Task goal
Records follow. Pull out every line that contains "plain".

The input
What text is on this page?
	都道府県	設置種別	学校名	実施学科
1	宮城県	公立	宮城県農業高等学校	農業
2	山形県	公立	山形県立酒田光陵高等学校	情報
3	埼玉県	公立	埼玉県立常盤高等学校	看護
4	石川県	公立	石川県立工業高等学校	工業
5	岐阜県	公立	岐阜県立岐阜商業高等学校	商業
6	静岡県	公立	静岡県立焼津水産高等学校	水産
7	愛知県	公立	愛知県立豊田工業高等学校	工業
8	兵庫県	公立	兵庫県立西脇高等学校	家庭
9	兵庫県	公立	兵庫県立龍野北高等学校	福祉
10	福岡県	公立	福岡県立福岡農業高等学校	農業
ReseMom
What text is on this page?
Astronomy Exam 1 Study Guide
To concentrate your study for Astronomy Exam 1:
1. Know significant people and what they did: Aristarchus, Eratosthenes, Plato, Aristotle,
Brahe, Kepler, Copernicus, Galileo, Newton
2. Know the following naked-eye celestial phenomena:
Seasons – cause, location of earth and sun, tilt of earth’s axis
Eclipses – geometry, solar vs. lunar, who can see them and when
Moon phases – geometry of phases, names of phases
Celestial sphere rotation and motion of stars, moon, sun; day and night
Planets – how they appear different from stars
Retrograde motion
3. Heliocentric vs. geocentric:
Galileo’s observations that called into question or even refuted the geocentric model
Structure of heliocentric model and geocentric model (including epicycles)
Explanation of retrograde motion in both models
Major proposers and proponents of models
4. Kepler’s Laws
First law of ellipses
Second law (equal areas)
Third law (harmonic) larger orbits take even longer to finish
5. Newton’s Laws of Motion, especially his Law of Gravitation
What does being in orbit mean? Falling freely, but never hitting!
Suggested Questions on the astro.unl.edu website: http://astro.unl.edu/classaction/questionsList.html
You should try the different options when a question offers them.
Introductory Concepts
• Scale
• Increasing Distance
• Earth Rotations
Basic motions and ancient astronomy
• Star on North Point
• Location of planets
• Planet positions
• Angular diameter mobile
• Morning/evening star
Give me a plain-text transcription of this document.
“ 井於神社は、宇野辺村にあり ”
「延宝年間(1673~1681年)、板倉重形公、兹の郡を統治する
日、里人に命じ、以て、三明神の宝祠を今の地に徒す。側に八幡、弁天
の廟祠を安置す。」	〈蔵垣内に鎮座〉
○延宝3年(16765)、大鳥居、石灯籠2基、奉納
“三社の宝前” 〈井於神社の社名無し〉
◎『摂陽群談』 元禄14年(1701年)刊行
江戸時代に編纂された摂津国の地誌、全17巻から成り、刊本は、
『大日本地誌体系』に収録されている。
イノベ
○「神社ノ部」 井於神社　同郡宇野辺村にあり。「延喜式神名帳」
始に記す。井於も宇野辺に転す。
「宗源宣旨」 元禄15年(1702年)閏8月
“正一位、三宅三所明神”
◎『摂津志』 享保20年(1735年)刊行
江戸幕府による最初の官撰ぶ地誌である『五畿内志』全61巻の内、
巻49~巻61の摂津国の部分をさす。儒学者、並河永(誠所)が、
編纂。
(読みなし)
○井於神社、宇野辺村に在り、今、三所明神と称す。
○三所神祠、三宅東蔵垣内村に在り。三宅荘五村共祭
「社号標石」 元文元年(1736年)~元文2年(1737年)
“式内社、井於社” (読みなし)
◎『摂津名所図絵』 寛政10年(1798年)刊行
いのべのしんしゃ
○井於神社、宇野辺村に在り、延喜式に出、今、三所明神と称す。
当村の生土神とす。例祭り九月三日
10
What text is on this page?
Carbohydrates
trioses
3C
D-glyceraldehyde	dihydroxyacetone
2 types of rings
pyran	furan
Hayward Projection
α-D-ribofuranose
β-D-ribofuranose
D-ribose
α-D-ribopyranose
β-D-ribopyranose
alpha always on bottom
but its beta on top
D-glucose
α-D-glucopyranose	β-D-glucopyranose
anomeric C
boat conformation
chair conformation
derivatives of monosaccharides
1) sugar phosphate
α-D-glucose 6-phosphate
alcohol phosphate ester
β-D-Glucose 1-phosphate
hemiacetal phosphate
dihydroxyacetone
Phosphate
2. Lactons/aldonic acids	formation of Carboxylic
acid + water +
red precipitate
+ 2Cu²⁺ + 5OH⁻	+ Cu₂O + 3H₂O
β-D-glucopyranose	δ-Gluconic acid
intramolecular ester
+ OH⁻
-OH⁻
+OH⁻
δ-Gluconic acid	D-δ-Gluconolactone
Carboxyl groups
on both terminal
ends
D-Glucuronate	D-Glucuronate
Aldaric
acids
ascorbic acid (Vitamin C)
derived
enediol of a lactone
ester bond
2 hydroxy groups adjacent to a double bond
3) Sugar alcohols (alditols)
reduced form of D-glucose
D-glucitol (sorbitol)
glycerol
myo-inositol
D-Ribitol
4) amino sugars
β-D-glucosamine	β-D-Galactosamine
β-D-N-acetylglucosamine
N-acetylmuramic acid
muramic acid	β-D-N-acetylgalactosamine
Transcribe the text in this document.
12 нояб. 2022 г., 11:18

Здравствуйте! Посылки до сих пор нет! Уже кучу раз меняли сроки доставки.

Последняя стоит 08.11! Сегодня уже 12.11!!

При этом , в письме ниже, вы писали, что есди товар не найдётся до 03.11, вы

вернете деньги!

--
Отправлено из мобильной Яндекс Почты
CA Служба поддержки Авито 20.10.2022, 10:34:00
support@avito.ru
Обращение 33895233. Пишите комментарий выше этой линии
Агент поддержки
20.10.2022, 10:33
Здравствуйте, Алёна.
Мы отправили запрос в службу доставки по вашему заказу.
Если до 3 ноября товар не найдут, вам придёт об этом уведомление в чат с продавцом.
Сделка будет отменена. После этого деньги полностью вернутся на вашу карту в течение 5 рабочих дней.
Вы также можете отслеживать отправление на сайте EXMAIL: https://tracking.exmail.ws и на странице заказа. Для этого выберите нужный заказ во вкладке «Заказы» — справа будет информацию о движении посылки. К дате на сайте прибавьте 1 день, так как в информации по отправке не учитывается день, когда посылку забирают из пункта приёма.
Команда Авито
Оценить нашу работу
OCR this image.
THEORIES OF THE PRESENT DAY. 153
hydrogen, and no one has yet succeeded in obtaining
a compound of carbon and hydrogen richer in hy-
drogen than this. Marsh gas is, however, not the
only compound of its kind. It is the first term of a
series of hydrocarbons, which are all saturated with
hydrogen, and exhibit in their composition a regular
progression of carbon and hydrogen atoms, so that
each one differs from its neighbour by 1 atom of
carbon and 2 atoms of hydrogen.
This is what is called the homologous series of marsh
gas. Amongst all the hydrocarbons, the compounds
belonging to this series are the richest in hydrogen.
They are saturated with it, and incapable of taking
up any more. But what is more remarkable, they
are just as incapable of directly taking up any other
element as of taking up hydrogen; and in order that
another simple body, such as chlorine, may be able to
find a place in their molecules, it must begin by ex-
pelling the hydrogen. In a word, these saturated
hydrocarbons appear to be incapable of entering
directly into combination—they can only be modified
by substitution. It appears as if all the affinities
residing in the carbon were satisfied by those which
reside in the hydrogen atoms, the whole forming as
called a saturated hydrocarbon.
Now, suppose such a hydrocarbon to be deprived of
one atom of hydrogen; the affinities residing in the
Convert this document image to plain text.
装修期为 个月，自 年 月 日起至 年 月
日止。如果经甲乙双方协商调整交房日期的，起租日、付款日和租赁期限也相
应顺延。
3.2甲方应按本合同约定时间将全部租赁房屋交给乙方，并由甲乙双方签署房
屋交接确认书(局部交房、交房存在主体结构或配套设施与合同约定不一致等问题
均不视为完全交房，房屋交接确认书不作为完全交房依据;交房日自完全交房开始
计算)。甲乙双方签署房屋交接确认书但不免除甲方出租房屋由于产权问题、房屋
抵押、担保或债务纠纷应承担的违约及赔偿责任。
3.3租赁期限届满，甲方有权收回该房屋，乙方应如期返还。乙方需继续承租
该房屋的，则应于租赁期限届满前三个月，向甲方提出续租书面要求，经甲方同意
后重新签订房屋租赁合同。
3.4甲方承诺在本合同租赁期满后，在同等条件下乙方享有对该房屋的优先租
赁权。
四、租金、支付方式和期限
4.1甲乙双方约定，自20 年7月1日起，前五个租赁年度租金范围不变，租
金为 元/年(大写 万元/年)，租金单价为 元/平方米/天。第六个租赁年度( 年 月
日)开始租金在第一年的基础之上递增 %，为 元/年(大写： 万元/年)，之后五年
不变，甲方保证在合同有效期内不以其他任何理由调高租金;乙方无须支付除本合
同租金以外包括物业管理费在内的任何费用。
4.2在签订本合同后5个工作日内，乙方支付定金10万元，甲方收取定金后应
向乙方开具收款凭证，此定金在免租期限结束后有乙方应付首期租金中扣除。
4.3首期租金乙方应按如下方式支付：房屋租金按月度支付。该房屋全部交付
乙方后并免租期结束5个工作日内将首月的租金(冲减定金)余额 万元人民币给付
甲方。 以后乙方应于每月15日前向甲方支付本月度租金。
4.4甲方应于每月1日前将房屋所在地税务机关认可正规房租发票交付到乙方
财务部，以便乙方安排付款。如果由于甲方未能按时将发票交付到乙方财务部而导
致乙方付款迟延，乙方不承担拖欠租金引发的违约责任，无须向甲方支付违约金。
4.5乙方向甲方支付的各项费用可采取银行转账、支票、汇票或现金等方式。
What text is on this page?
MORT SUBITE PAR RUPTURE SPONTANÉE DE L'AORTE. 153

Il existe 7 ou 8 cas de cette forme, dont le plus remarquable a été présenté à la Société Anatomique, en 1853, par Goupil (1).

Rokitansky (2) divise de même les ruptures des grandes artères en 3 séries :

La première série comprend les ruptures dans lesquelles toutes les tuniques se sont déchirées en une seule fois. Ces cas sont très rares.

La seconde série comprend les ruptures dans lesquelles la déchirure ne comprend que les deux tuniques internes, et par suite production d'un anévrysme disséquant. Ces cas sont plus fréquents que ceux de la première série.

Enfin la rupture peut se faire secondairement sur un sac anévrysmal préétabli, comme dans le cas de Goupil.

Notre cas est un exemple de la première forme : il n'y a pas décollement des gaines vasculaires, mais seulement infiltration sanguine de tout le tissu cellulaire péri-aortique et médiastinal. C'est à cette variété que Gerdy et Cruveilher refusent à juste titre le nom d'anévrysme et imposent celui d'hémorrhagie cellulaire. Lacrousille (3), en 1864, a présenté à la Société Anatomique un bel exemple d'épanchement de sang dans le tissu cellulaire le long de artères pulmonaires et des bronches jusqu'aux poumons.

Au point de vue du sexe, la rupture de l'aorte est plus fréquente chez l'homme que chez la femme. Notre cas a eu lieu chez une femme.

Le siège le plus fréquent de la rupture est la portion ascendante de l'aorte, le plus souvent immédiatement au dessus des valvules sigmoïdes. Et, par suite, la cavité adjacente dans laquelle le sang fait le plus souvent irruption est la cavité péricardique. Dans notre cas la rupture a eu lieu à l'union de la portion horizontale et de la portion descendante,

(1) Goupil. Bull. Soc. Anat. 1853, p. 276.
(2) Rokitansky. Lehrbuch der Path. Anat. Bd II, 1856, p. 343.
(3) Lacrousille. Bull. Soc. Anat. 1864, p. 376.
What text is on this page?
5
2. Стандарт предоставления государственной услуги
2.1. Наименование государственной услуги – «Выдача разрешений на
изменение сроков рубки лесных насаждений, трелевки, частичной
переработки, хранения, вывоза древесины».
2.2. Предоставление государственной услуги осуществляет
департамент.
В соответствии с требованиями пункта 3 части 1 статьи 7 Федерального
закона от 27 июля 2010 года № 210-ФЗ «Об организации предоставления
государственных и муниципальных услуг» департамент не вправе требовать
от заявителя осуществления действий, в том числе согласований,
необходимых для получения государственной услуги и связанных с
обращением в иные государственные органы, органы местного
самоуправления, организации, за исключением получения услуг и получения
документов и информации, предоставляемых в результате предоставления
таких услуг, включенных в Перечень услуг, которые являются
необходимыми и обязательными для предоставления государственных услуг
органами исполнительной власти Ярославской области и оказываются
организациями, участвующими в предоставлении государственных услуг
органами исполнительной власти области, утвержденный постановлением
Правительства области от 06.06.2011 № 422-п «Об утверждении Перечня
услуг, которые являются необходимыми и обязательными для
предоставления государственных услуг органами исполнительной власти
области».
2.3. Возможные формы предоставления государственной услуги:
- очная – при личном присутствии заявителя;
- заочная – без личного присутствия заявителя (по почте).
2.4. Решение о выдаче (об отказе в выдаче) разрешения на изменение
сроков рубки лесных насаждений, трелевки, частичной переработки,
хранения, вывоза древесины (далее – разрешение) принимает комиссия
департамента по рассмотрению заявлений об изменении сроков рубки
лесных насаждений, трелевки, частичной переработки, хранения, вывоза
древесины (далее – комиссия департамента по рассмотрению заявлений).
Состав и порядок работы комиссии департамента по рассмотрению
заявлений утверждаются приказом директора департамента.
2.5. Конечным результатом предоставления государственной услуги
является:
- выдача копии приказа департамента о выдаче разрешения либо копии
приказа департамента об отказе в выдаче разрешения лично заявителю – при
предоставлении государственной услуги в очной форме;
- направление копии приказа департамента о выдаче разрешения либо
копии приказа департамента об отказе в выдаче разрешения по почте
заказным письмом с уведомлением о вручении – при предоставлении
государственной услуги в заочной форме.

Correct answer
Give me a plain-text transcription of this document.
Convert this document image to plain text.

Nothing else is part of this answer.